-- WHAT YOU NEED TO DO --
Repeat what the lines below say, word for word, and skip every image.

-- Saved data entries --

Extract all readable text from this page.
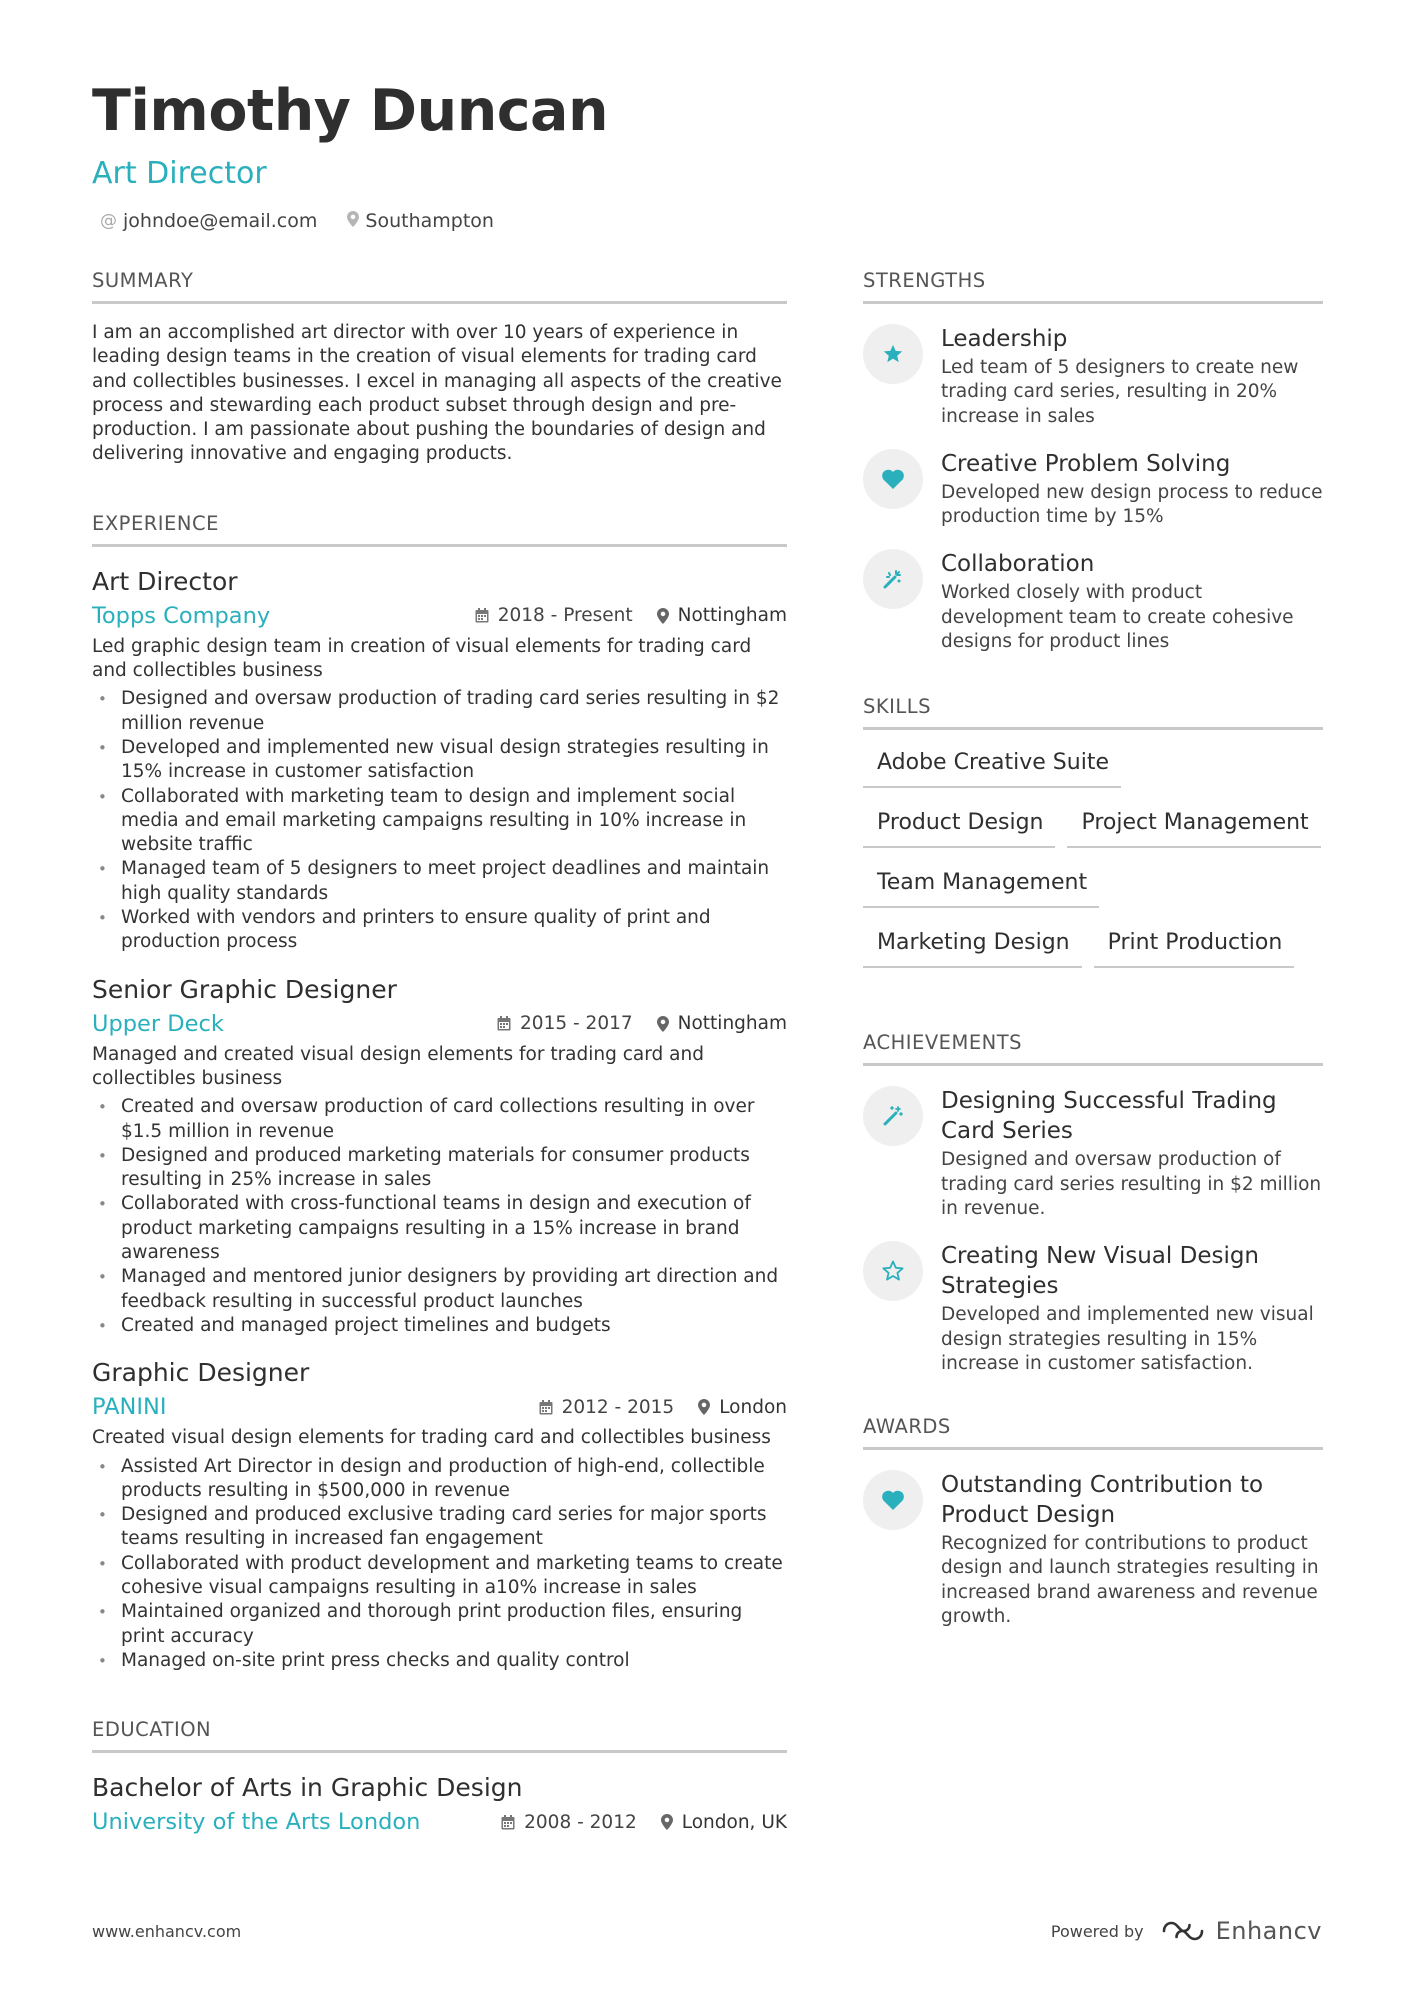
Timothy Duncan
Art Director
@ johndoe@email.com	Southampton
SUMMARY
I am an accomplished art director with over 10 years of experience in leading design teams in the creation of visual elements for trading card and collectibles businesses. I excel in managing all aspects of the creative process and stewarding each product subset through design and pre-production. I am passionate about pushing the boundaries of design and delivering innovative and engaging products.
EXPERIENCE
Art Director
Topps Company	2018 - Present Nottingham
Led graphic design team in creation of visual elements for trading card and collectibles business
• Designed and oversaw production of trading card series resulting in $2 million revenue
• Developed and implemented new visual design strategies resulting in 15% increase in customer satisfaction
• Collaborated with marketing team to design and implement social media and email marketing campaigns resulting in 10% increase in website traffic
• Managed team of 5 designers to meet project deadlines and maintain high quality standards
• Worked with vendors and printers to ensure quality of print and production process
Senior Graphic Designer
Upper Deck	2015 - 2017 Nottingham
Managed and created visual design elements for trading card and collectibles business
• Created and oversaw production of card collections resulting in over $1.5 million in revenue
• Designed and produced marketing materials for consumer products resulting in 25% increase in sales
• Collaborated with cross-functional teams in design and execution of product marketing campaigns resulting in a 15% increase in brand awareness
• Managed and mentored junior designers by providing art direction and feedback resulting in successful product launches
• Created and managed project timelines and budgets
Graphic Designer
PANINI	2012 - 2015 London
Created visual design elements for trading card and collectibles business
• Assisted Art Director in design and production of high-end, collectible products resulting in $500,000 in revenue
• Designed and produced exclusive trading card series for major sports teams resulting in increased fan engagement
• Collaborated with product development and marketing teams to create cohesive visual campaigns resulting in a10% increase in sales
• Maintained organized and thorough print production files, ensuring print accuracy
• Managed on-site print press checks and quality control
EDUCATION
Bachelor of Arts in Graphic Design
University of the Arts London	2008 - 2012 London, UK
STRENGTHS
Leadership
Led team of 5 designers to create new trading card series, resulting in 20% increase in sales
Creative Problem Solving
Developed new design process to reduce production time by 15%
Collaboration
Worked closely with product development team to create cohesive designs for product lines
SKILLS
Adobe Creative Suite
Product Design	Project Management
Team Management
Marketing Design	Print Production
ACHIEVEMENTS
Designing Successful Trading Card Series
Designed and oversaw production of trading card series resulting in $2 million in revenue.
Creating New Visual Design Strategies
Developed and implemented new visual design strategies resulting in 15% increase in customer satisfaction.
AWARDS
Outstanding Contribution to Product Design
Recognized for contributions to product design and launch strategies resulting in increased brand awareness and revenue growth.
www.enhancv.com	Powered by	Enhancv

-- RESULT OF THE EXERCISE --
Extract all readable text from this page.
Timothy Duncan
Art Director
@ johndoe@email.com	Southampton
SUMMARY
I am an accomplished art director with over 10 years of experience in leading design teams in the creation of visual elements for trading card and collectibles businesses. I excel in managing all aspects of the creative process and stewarding each product subset through design and pre-production. I am passionate about pushing the boundaries of design and delivering innovative and engaging products.
EXPERIENCE
Art Director
Topps Company	2018 - Present Nottingham
Led graphic design team in creation of visual elements for trading card and collectibles business
• Designed and oversaw production of trading card series resulting in $2 million revenue
• Developed and implemented new visual design strategies resulting in 15% increase in customer satisfaction
• Collaborated with marketing team to design and implement social media and email marketing campaigns resulting in 10% increase in website traffic
• Managed team of 5 designers to meet project deadlines and maintain high quality standards
• Worked with vendors and printers to ensure quality of print and production process
Senior Graphic Designer
Upper Deck	2015 - 2017 Nottingham
Managed and created visual design elements for trading card and collectibles business
• Created and oversaw production of card collections resulting in over $1.5 million in revenue
• Designed and produced marketing materials for consumer products resulting in 25% increase in sales
• Collaborated with cross-functional teams in design and execution of product marketing campaigns resulting in a 15% increase in brand awareness
• Managed and mentored junior designers by providing art direction and feedback resulting in successful product launches
• Created and managed project timelines and budgets
Graphic Designer
PANINI	2012 - 2015 London
Created visual design elements for trading card and collectibles business
• Assisted Art Director in design and production of high-end, collectible products resulting in $500,000 in revenue
• Designed and produced exclusive trading card series for major sports teams resulting in increased fan engagement
• Collaborated with product development and marketing teams to create cohesive visual campaigns resulting in a10% increase in sales
• Maintained organized and thorough print production files, ensuring print accuracy
• Managed on-site print press checks and quality control
EDUCATION
Bachelor of Arts in Graphic Design
University of the Arts London	2008 - 2012 London, UK
STRENGTHS
Leadership
Led team of 5 designers to create new trading card series, resulting in 20% increase in sales
Creative Problem Solving
Developed new design process to reduce production time by 15%
Collaboration
Worked closely with product development team to create cohesive designs for product lines
SKILLS
Adobe Creative Suite
Product Design	Project Management
Team Management
Marketing Design	Print Production
ACHIEVEMENTS
Designing Successful Trading Card Series
Designed and oversaw production of trading card series resulting in $2 million in revenue.
Creating New Visual Design Strategies
Developed and implemented new visual design strategies resulting in 15% increase in customer satisfaction.
AWARDS
Outstanding Contribution to Product Design
Recognized for contributions to product design and launch strategies resulting in increased brand awareness and revenue growth.
www.enhancv.com	Powered by	Enhancv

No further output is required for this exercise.